Copy out each line of the material in which the word "JSON" appears.

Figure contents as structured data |
§ §
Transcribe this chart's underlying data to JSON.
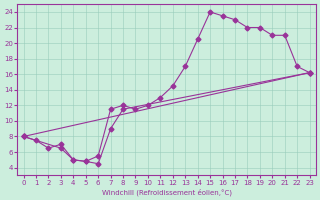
{
  "xlabel": "Windchill (Refroidissement éolien,°C)",
  "bg_color": "#cceedd",
  "line_color": "#993399",
  "marker": "D",
  "markersize": 2.5,
  "linewidth": 0.8,
  "xlim": [
    -0.5,
    23.5
  ],
  "ylim": [
    3,
    25
  ],
  "xticks": [
    0,
    1,
    2,
    3,
    4,
    5,
    6,
    7,
    8,
    9,
    10,
    11,
    12,
    13,
    14,
    15,
    16,
    17,
    18,
    19,
    20,
    21,
    22,
    23
  ],
  "yticks": [
    4,
    6,
    8,
    10,
    12,
    14,
    16,
    18,
    20,
    22,
    24
  ],
  "series": [
    [
      [
        0,
        8
      ],
      [
        1,
        7.5
      ],
      [
        2,
        6.5
      ],
      [
        3,
        7
      ],
      [
        4,
        5
      ],
      [
        5,
        4.8
      ],
      [
        6,
        5.5
      ],
      [
        7,
        11.5
      ],
      [
        8,
        12
      ],
      [
        9,
        11.5
      ],
      [
        10,
        12
      ],
      [
        11,
        13
      ],
      [
        12,
        14.5
      ],
      [
        13,
        17
      ],
      [
        14,
        20.5
      ],
      [
        15,
        24
      ],
      [
        16,
        23.5
      ],
      [
        17,
        23
      ],
      [
        18,
        22
      ],
      [
        19,
        22
      ],
      [
        20,
        21
      ],
      [
        21,
        21
      ],
      [
        22,
        17
      ],
      [
        23,
        16.2
      ]
    ],
    [
      [
        0,
        8
      ],
      [
        3,
        6.5
      ],
      [
        4,
        5
      ],
      [
        5,
        4.8
      ],
      [
        6,
        4.5
      ],
      [
        7,
        9
      ],
      [
        8,
        11.5
      ],
      [
        23,
        16.2
      ]
    ],
    [
      [
        0,
        8
      ],
      [
        23,
        16.2
      ]
    ]
  ]
}
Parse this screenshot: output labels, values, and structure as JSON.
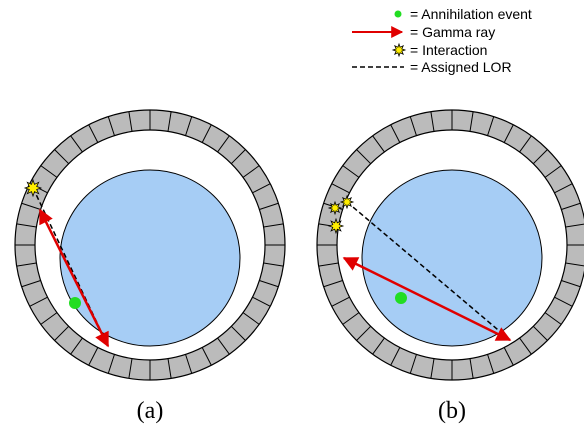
{
  "legend": {
    "items": [
      "= Annihilation event",
      "= Gamma ray",
      "= Interaction",
      "= Assigned LOR"
    ]
  },
  "panels": [
    {
      "caption": "(a)"
    },
    {
      "caption": "(b)"
    }
  ]
}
§ §
Expected answer |
Transcribe this chart's underlying data to JSON.
Parse this screenshot: output labels, values, and structure as JSON.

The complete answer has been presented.